• Problem requirements
Report all lines from the entries below in which "размещение" appears.

Extracted records:

--*--

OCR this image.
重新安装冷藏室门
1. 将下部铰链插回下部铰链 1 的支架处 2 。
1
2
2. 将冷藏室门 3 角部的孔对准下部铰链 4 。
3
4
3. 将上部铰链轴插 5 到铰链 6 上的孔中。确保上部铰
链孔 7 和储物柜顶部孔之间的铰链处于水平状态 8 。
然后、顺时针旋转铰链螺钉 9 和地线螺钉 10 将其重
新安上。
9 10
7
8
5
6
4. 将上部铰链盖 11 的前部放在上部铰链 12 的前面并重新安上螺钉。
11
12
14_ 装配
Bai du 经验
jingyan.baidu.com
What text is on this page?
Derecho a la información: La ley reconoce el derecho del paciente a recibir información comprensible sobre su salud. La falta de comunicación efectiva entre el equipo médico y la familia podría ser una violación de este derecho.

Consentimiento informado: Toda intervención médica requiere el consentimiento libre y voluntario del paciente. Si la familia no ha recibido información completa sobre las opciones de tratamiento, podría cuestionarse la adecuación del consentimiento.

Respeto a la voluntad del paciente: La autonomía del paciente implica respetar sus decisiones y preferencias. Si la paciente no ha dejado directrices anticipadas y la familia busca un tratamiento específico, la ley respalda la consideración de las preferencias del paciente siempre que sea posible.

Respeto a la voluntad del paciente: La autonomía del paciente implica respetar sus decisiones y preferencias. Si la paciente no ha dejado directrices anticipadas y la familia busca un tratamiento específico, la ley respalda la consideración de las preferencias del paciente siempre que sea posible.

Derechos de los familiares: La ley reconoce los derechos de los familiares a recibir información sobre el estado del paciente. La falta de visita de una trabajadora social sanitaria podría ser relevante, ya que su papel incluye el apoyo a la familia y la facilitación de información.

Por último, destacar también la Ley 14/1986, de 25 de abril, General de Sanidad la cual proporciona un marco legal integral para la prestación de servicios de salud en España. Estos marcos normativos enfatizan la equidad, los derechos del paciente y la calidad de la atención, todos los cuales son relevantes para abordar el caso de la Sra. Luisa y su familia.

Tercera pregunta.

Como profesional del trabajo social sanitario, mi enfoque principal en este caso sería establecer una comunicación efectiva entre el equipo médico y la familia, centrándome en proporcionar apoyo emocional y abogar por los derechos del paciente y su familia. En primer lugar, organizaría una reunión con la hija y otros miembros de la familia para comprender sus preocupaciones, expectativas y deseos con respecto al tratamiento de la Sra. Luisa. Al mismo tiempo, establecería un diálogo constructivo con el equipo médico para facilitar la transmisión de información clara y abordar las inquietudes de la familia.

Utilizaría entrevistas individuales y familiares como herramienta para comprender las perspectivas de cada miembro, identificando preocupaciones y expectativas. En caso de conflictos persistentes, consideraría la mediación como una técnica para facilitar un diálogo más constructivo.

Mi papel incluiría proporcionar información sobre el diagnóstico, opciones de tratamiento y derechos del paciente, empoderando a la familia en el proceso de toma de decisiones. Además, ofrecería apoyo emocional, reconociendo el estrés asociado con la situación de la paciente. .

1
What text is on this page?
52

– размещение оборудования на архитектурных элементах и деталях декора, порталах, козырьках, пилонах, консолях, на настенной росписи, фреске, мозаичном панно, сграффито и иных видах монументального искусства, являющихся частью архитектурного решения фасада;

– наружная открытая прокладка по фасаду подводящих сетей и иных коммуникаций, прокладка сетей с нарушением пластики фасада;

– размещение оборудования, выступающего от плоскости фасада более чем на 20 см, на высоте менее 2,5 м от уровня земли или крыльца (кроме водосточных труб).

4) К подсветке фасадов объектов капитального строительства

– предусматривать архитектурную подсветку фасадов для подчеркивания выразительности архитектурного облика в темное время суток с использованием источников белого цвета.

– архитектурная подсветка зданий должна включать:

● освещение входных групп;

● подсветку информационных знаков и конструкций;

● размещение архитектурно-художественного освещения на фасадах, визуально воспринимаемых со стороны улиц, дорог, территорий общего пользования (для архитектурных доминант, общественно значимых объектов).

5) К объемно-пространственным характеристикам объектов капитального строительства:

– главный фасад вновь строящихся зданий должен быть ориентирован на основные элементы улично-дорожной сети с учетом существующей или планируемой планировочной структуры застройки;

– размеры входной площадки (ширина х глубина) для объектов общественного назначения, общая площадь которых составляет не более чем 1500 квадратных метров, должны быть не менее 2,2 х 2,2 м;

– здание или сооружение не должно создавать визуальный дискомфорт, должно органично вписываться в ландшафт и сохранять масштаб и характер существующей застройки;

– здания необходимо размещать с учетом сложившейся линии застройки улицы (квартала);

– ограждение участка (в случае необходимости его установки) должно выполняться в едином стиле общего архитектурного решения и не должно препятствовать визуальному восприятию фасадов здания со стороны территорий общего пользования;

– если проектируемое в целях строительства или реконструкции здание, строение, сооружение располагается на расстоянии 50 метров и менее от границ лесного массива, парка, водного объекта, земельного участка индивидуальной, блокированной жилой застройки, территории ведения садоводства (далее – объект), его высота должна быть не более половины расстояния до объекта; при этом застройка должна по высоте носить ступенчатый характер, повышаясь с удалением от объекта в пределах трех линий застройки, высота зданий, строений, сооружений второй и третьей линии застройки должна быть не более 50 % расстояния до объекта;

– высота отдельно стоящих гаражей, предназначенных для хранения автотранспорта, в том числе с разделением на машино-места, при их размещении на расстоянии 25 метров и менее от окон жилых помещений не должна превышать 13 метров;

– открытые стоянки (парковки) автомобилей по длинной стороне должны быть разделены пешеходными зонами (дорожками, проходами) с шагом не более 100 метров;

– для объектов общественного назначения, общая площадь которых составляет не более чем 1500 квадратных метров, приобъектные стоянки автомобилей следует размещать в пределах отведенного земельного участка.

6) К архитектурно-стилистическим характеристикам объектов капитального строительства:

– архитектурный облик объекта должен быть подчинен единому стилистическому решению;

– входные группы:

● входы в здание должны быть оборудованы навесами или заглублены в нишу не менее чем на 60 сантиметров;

--*--

• Result of the exercise
– размещение оборудования на архитектурных элементах и деталях декора, порталах, козырьках, пилонах, консолях, на настенной росписи, фреске, мозаичном панно, сграффито и иных видах монументального искусства, являющихся частью архитектурного решения фасада;
– размещение оборудования, выступающего от плоскости фасада более чем на 20 см, на высоте менее 2,5 м от уровня земли или крыльца (кроме водосточных труб).
● размещение архитектурно-художественного освещения на фасадах, визуально воспринимаемых со стороны улиц, дорог, территорий общего пользования (для архитектурных доминант, общественно значимых объектов).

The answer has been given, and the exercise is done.